AIM =>
Each entry should be quoted word for word, including every mark of punctuation.

---------- DATASET ENTRIES

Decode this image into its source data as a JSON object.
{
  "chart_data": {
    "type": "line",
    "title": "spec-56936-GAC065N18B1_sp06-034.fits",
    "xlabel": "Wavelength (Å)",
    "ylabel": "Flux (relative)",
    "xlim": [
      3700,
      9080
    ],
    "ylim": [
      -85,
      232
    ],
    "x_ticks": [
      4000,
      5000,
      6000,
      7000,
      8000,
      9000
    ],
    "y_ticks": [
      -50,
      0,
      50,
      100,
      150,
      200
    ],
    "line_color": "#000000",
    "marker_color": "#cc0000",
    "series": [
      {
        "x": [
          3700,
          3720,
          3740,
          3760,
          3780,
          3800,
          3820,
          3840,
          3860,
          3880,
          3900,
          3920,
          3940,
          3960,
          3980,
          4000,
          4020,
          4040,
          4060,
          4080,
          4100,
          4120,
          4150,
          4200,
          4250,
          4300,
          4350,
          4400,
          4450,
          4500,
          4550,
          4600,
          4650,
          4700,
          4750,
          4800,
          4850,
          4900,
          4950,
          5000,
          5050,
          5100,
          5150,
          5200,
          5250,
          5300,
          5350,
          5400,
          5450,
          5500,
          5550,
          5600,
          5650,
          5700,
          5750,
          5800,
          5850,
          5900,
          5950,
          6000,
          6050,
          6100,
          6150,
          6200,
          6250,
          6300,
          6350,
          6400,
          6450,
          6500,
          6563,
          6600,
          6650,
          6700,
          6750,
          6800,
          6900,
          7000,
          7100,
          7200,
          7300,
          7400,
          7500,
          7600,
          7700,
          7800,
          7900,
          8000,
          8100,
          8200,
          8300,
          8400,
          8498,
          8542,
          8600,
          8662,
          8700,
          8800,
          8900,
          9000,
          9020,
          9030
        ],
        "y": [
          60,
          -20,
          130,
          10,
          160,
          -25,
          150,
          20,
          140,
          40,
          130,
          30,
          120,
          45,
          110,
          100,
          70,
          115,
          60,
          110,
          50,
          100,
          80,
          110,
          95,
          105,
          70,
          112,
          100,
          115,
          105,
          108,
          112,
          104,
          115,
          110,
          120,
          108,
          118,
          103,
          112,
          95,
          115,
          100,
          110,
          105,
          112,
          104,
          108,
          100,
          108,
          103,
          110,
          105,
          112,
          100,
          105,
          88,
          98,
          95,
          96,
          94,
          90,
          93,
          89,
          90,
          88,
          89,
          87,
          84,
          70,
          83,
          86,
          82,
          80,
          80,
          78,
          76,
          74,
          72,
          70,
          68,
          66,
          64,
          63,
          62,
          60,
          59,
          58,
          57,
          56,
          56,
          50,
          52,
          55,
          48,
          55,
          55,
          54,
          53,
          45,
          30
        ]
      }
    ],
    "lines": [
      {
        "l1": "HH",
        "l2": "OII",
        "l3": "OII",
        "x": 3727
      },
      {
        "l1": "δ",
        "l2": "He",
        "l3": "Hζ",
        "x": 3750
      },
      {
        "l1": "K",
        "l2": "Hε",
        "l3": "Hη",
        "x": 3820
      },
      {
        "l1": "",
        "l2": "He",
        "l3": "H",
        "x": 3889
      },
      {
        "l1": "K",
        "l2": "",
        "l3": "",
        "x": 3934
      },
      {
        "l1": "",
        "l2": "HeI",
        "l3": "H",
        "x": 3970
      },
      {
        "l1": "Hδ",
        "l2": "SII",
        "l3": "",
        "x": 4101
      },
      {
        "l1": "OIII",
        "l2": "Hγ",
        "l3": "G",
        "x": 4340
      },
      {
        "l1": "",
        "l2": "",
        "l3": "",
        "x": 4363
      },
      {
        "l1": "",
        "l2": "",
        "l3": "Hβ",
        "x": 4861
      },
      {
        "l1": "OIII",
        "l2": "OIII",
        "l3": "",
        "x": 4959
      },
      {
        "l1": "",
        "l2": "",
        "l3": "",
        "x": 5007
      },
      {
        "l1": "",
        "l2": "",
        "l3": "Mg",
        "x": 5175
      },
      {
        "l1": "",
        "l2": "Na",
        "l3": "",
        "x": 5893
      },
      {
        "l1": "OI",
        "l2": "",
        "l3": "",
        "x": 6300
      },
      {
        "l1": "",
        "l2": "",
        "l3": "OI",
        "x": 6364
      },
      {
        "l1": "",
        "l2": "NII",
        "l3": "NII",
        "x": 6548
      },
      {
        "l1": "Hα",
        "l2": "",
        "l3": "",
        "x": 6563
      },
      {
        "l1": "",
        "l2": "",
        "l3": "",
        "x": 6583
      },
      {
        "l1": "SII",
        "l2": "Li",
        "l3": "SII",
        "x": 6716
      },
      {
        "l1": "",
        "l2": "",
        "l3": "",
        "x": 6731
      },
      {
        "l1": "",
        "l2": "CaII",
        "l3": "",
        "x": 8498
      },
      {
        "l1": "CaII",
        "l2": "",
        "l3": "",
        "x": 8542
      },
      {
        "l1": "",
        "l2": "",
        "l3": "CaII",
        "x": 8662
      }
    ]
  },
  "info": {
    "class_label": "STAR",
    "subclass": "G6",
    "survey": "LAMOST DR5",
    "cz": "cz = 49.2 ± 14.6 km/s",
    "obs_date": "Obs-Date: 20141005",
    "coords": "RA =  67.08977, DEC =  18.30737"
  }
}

--------------------

EXERCISE OUTPUT =>
Decode this image into its source data as a JSON object.
{
  "chart_data": {
    "type": "line",
    "title": "spec-56936-GAC065N18B1_sp06-034.fits",
    "xlabel": "Wavelength (Å)",
    "ylabel": "Flux (relative)",
    "xlim": [
      3700,
      9080
    ],
    "ylim": [
      -85,
      232
    ],
    "x_ticks": [
      4000,
      5000,
      6000,
      7000,
      8000,
      9000
    ],
    "y_ticks": [
      -50,
      0,
      50,
      100,
      150,
      200
    ],
    "line_color": "#000000",
    "marker_color": "#cc0000",
    "series": [
      {
        "x": [
          3700,
          3720,
          3740,
          3760,
          3780,
          3800,
          3820,
          3840,
          3860,
          3880,
          3900,
          3920,
          3940,
          3960,
          3980,
          4000,
          4020,
          4040,
          4060,
          4080,
          4100,
          4120,
          4150,
          4200,
          4250,
          4300,
          4350,
          4400,
          4450,
          4500,
          4550,
          4600,
          4650,
          4700,
          4750,
          4800,
          4850,
          4900,
          4950,
          5000,
          5050,
          5100,
          5150,
          5200,
          5250,
          5300,
          5350,
          5400,
          5450,
          5500,
          5550,
          5600,
          5650,
          5700,
          5750,
          5800,
          5850,
          5900,
          5950,
          6000,
          6050,
          6100,
          6150,
          6200,
          6250,
          6300,
          6350,
          6400,
          6450,
          6500,
          6563,
          6600,
          6650,
          6700,
          6750,
          6800,
          6900,
          7000,
          7100,
          7200,
          7300,
          7400,
          7500,
          7600,
          7700,
          7800,
          7900,
          8000,
          8100,
          8200,
          8300,
          8400,
          8498,
          8542,
          8600,
          8662,
          8700,
          8800,
          8900,
          9000,
          9020,
          9030
        ],
        "y": [
          60,
          -20,
          130,
          10,
          160,
          -25,
          150,
          20,
          140,
          40,
          130,
          30,
          120,
          45,
          110,
          100,
          70,
          115,
          60,
          110,
          50,
          100,
          80,
          110,
          95,
          105,
          70,
          112,
          100,
          115,
          105,
          108,
          112,
          104,
          115,
          110,
          120,
          108,
          118,
          103,
          112,
          95,
          115,
          100,
          110,
          105,
          112,
          104,
          108,
          100,
          108,
          103,
          110,
          105,
          112,
          100,
          105,
          88,
          98,
          95,
          96,
          94,
          90,
          93,
          89,
          90,
          88,
          89,
          87,
          84,
          70,
          83,
          86,
          82,
          80,
          80,
          78,
          76,
          74,
          72,
          70,
          68,
          66,
          64,
          63,
          62,
          60,
          59,
          58,
          57,
          56,
          56,
          50,
          52,
          55,
          48,
          55,
          55,
          54,
          53,
          45,
          30
        ]
      }
    ],
    "lines": [
      {
        "l1": "HH",
        "l2": "OII",
        "l3": "OII",
        "x": 3727
      },
      {
        "l1": "δ",
        "l2": "He",
        "l3": "Hζ",
        "x": 3750
      },
      {
        "l1": "K",
        "l2": "Hε",
        "l3": "Hη",
        "x": 3820
      },
      {
        "l1": "",
        "l2": "He",
        "l3": "H",
        "x": 3889
      },
      {
        "l1": "K",
        "l2": "",
        "l3": "",
        "x": 3934
      },
      {
        "l1": "",
        "l2": "HeI",
        "l3": "H",
        "x": 3970
      },
      {
        "l1": "Hδ",
        "l2": "SII",
        "l3": "",
        "x": 4101
      },
      {
        "l1": "OIII",
        "l2": "Hγ",
        "l3": "G",
        "x": 4340
      },
      {
        "l1": "",
        "l2": "",
        "l3": "",
        "x": 4363
      },
      {
        "l1": "",
        "l2": "",
        "l3": "Hβ",
        "x": 4861
      },
      {
        "l1": "OIII",
        "l2": "OIII",
        "l3": "",
        "x": 4959
      },
      {
        "l1": "",
        "l2": "",
        "l3": "",
        "x": 5007
      },
      {
        "l1": "",
        "l2": "",
        "l3": "Mg",
        "x": 5175
      },
      {
        "l1": "",
        "l2": "Na",
        "l3": "",
        "x": 5893
      },
      {
        "l1": "OI",
        "l2": "",
        "l3": "",
        "x": 6300
      },
      {
        "l1": "",
        "l2": "",
        "l3": "OI",
        "x": 6364
      },
      {
        "l1": "",
        "l2": "NII",
        "l3": "NII",
        "x": 6548
      },
      {
        "l1": "Hα",
        "l2": "",
        "l3": "",
        "x": 6563
      },
      {
        "l1": "",
        "l2": "",
        "l3": "",
        "x": 6583
      },
      {
        "l1": "SII",
        "l2": "Li",
        "l3": "SII",
        "x": 6716
      },
      {
        "l1": "",
        "l2": "",
        "l3": "",
        "x": 6731
      },
      {
        "l1": "",
        "l2": "CaII",
        "l3": "",
        "x": 8498
      },
      {
        "l1": "CaII",
        "l2": "",
        "l3": "",
        "x": 8542
      },
      {
        "l1": "",
        "l2": "",
        "l3": "CaII",
        "x": 8662
      }
    ]
  },
  "info": {
    "class_label": "STAR",
    "subclass": "G6",
    "survey": "LAMOST DR5",
    "cz": "cz = 49.2 ± 14.6 km/s",
    "obs_date": "Obs-Date: 20141005",
    "coords": "RA =  67.08977, DEC =  18.30737"
  }
}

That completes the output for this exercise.